▶

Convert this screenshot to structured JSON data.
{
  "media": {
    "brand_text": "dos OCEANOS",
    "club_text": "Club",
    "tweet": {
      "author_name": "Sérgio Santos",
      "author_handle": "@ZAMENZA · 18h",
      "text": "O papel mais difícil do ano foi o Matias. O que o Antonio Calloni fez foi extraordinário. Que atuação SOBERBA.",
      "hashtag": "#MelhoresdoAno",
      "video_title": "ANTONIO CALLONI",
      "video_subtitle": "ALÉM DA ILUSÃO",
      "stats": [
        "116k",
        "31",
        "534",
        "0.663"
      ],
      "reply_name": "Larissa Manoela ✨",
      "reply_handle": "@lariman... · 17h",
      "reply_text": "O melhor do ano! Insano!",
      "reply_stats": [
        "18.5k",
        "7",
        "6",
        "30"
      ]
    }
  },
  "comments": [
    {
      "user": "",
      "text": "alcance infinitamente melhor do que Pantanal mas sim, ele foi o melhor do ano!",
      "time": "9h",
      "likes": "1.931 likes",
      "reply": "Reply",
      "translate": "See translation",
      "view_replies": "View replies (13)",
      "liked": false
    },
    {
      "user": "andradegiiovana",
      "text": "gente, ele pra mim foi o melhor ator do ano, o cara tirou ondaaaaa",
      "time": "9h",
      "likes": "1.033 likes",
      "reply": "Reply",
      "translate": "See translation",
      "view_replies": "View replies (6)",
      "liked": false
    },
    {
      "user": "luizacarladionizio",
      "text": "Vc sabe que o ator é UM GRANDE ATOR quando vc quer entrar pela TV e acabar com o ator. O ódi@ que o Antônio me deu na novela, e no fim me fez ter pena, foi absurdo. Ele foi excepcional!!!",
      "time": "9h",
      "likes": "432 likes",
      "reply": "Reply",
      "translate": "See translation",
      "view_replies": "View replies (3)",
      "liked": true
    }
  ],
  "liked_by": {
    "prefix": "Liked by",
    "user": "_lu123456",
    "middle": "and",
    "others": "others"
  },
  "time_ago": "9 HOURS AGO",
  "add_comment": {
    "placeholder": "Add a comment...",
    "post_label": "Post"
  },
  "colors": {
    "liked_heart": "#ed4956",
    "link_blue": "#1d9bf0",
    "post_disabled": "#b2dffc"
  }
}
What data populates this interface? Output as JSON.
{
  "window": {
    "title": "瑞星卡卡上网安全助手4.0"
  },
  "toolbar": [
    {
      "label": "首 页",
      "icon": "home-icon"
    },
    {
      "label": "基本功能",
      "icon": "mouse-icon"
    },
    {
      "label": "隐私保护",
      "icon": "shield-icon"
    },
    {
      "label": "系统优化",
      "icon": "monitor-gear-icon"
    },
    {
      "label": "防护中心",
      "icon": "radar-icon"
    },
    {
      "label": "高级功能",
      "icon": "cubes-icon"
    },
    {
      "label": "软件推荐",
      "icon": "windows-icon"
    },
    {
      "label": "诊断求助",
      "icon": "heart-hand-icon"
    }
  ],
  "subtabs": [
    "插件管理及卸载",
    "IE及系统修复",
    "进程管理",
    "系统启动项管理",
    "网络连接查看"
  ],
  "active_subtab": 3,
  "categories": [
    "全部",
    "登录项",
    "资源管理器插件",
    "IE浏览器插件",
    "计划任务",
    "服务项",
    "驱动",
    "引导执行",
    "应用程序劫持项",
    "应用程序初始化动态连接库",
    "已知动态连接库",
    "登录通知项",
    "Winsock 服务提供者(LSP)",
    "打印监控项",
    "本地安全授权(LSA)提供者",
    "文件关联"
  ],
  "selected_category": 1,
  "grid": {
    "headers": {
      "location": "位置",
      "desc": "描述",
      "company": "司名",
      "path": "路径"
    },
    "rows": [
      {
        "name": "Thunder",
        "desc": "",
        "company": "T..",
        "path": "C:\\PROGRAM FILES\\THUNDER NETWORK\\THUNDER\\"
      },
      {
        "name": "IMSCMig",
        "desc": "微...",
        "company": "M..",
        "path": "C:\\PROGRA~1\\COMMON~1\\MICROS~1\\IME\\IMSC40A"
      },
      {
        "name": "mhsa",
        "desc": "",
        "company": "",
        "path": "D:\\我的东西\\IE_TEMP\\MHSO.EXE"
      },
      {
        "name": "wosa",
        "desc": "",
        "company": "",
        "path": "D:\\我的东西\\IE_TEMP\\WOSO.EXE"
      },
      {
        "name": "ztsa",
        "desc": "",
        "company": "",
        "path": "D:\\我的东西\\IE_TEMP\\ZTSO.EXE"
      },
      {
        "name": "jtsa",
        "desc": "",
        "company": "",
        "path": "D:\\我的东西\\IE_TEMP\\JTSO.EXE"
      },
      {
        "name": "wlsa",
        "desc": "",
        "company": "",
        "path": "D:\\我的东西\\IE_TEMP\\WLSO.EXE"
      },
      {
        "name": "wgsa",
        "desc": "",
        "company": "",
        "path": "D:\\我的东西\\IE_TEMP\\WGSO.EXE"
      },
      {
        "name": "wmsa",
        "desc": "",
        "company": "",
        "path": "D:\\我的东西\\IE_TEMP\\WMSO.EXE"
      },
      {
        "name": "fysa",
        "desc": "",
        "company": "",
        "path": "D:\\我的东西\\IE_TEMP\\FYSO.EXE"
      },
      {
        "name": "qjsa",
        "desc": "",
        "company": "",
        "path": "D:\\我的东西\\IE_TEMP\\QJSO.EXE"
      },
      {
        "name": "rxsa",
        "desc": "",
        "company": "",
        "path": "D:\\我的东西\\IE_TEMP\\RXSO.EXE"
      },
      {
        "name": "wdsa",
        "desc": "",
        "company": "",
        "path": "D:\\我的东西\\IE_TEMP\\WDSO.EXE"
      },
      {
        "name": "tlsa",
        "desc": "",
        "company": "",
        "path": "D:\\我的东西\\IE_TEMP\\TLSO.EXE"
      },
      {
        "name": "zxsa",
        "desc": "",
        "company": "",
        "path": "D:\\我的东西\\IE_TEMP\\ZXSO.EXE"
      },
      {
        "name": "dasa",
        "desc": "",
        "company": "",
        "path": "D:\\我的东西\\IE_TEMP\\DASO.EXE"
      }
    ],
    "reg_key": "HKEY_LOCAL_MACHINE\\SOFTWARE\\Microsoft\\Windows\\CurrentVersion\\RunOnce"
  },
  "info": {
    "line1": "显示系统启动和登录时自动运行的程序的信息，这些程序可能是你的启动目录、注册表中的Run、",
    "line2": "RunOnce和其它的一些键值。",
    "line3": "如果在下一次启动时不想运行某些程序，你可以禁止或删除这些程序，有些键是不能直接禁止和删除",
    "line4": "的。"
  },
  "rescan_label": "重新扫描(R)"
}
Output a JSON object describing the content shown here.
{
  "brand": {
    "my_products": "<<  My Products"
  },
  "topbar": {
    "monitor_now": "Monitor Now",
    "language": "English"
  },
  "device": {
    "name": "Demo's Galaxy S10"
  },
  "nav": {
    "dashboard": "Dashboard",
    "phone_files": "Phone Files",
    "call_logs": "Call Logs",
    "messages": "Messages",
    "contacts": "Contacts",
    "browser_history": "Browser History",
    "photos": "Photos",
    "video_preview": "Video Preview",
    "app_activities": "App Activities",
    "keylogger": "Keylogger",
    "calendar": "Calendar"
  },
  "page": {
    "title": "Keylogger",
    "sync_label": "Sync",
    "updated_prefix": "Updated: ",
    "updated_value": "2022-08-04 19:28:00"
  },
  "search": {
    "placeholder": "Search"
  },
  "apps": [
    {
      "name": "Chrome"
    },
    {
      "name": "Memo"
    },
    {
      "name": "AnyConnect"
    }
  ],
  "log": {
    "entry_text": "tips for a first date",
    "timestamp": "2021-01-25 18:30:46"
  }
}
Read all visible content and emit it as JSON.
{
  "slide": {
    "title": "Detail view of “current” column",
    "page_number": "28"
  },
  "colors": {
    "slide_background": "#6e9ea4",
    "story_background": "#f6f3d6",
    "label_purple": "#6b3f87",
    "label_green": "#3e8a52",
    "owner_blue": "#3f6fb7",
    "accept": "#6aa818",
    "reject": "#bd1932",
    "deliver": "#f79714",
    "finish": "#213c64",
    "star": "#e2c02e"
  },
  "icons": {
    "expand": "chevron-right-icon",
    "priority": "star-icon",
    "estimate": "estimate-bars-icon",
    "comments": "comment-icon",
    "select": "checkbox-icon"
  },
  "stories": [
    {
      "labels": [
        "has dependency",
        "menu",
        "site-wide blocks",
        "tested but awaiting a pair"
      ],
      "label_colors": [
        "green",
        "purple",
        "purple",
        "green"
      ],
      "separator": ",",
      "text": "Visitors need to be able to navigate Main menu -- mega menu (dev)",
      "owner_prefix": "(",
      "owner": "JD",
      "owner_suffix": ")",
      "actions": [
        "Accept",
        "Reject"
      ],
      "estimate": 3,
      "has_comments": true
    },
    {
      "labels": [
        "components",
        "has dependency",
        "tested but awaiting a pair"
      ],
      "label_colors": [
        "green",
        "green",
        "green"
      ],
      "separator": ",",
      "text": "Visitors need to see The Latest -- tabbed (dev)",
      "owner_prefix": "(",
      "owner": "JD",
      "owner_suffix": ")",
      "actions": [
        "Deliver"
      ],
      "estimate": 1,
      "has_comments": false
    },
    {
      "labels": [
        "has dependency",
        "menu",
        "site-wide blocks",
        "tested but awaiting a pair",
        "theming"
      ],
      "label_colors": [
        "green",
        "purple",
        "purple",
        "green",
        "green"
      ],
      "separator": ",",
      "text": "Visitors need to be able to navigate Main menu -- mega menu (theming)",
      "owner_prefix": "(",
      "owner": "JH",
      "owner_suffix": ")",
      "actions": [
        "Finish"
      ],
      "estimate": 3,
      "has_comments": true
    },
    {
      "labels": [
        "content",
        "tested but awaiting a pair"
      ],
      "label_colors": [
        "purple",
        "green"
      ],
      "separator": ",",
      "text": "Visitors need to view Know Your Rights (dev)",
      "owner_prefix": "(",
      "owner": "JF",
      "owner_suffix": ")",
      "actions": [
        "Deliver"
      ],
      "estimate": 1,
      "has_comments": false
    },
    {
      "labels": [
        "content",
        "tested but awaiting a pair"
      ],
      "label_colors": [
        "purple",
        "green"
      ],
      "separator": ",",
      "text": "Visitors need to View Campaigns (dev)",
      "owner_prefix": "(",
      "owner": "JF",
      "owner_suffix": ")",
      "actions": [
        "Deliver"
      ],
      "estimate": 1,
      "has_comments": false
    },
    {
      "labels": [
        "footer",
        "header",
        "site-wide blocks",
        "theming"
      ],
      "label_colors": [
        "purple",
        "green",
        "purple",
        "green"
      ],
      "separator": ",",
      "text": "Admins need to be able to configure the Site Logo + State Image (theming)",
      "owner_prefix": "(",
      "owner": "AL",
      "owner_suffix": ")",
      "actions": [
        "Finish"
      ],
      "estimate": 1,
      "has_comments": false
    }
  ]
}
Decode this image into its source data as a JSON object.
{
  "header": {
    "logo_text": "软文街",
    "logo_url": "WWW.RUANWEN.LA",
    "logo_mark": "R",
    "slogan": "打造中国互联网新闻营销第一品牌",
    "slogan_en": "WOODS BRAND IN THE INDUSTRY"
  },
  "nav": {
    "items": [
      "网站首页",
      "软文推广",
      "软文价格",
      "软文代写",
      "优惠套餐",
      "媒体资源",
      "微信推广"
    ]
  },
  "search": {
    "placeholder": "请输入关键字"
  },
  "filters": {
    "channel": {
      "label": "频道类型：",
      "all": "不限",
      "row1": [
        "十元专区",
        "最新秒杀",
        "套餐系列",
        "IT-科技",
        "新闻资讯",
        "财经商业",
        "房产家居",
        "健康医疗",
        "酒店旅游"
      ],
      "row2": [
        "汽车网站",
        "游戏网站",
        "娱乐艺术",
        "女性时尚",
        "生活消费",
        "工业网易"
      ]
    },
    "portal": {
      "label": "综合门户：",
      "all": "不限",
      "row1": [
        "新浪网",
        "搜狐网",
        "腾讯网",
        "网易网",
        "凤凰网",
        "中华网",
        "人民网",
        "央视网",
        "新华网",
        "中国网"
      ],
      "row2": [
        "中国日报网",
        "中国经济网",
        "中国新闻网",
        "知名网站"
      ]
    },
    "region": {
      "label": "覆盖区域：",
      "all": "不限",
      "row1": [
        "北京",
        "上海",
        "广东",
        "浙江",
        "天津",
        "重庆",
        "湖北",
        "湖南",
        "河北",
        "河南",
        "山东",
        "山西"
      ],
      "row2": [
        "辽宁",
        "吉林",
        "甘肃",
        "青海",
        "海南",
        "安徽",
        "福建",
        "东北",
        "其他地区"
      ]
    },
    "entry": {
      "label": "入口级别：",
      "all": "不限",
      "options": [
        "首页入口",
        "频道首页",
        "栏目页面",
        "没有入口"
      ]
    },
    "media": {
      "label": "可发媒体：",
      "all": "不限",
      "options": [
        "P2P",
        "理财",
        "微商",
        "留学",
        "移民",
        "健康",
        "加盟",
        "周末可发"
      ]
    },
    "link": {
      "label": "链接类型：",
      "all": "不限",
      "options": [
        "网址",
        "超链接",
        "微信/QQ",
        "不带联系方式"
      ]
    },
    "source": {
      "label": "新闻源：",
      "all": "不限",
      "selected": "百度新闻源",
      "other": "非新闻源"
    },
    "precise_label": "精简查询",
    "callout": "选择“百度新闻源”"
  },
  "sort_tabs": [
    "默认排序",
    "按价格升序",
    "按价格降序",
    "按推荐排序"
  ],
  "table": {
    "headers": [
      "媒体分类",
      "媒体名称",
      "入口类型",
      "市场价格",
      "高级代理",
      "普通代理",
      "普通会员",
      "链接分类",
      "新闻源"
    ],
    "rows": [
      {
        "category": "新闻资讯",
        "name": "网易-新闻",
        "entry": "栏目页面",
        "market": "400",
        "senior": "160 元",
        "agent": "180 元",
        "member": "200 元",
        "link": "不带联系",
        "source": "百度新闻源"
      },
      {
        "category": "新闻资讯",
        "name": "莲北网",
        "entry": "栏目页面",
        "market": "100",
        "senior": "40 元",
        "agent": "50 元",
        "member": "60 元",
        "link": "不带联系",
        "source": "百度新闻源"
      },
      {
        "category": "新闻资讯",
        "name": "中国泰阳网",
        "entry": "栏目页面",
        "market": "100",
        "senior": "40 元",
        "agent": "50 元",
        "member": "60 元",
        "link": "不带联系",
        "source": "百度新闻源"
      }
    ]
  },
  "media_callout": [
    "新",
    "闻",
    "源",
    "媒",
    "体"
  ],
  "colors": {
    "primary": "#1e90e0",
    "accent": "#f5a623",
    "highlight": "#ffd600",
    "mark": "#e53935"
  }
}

◀

Given problem:
List every line above containing the word "replies".

Result for this task:
      "view_replies": "View replies (13)",
      "view_replies": "View replies (6)",
      "view_replies": "View replies (3)",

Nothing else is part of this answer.